* **OBJECTIVE**
Return all lines from the listing below in which the string "مقررات" occurs.

[Collection entries]
+ + +
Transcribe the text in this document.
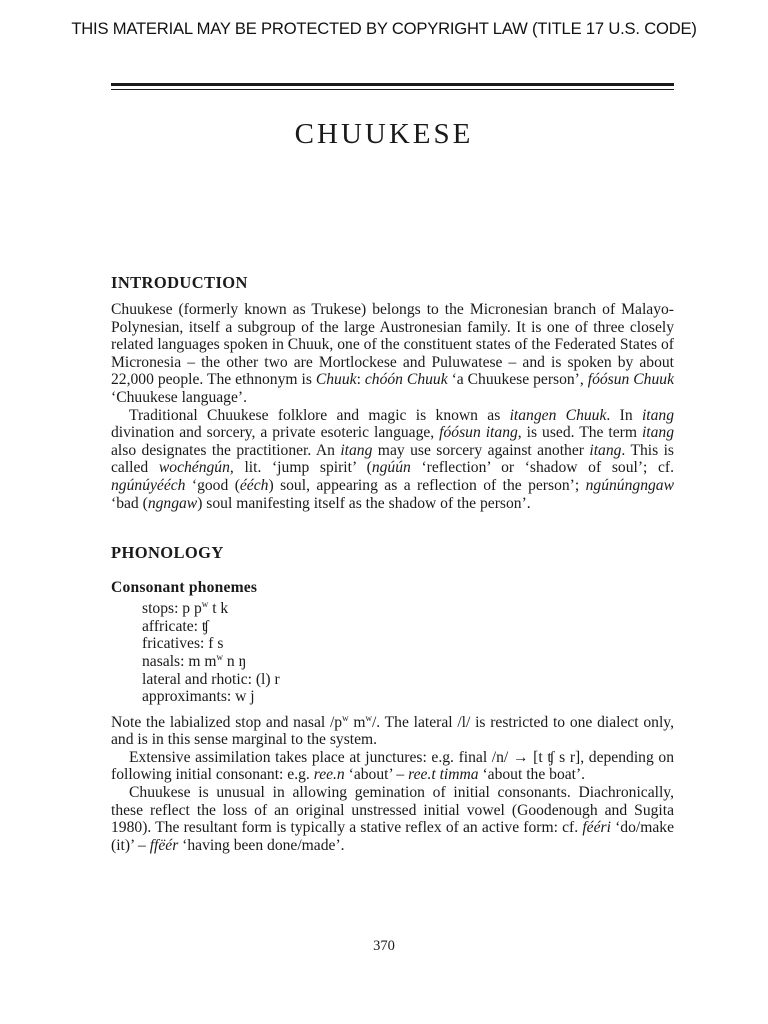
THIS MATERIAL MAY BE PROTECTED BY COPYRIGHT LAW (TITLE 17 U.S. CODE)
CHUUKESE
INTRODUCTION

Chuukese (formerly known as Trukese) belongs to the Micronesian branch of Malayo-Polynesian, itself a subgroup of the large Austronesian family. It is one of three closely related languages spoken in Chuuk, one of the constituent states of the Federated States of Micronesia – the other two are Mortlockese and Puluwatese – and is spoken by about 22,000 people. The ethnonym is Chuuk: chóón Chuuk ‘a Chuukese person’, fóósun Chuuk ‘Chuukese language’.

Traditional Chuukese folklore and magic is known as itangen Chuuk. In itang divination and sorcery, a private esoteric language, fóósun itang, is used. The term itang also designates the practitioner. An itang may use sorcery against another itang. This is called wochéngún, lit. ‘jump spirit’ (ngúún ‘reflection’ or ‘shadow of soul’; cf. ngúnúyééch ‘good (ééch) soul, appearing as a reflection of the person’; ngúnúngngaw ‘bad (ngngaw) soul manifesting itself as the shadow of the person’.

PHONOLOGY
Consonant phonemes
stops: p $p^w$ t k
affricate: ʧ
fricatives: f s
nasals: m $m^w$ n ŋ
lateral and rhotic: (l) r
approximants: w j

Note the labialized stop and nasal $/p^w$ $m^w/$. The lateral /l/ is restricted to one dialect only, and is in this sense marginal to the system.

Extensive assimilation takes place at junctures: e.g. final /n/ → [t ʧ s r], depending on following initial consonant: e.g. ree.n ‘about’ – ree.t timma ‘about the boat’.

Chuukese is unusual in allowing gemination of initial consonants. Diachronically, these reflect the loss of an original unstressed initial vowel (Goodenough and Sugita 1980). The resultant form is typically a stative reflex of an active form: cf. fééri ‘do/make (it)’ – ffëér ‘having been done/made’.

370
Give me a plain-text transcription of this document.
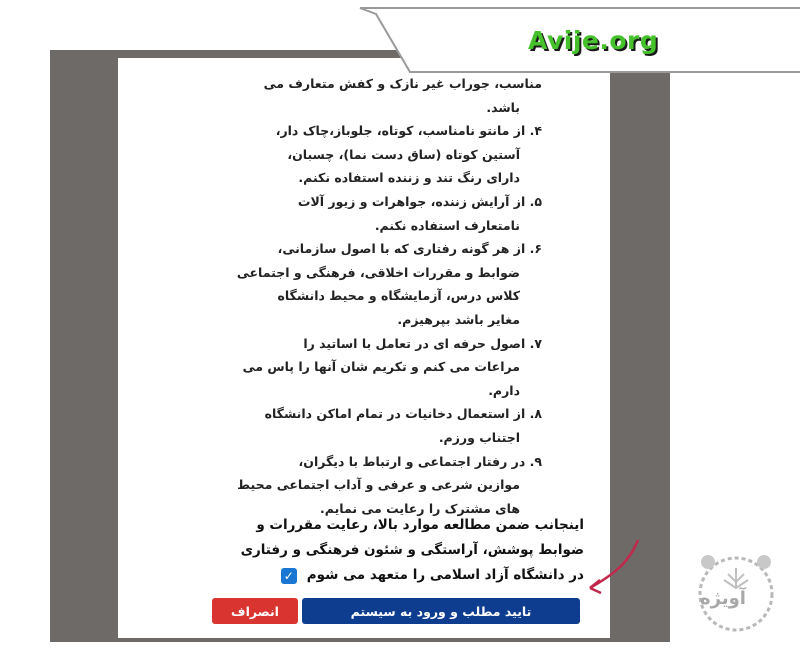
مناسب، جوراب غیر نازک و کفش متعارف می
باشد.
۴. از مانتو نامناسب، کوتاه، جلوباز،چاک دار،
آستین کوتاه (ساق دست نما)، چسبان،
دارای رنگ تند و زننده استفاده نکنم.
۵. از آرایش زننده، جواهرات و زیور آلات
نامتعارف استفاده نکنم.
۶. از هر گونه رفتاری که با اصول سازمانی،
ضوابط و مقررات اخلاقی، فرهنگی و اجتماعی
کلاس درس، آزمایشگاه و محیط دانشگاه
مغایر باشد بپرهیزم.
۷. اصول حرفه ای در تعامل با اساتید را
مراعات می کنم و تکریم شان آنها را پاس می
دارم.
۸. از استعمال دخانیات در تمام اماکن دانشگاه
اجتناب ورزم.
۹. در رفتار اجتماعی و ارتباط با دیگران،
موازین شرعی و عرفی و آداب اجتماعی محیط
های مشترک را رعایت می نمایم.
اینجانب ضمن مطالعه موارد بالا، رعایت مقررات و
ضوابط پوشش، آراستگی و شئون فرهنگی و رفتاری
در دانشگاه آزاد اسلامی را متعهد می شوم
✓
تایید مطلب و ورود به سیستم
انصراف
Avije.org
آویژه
+ + +
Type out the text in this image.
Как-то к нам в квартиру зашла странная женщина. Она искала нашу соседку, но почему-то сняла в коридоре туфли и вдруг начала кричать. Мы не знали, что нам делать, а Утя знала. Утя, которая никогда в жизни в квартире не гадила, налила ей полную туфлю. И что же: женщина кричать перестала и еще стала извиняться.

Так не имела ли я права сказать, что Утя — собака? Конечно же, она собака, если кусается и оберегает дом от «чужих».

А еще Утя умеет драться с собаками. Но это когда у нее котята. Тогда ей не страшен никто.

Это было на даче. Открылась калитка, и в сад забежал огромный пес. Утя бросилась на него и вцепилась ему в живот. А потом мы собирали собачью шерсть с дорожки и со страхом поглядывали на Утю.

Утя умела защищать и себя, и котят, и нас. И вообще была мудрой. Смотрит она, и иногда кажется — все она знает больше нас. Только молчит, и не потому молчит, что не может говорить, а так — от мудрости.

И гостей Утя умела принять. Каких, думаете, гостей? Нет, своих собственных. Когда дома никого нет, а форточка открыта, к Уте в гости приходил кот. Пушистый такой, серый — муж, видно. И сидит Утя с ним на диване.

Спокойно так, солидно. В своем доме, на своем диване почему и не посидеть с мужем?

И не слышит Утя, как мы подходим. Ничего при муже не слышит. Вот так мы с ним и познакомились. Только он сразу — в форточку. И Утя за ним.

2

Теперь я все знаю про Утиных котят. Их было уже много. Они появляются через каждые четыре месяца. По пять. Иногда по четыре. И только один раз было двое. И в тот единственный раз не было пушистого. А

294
+ + +
* **RESPONSE TO THIS EXERCISE**
ضوابط و مقررات اخلاقی، فرهنگی و اجتماعی
اینجانب ضمن مطالعه موارد بالا، رعایت مقررات و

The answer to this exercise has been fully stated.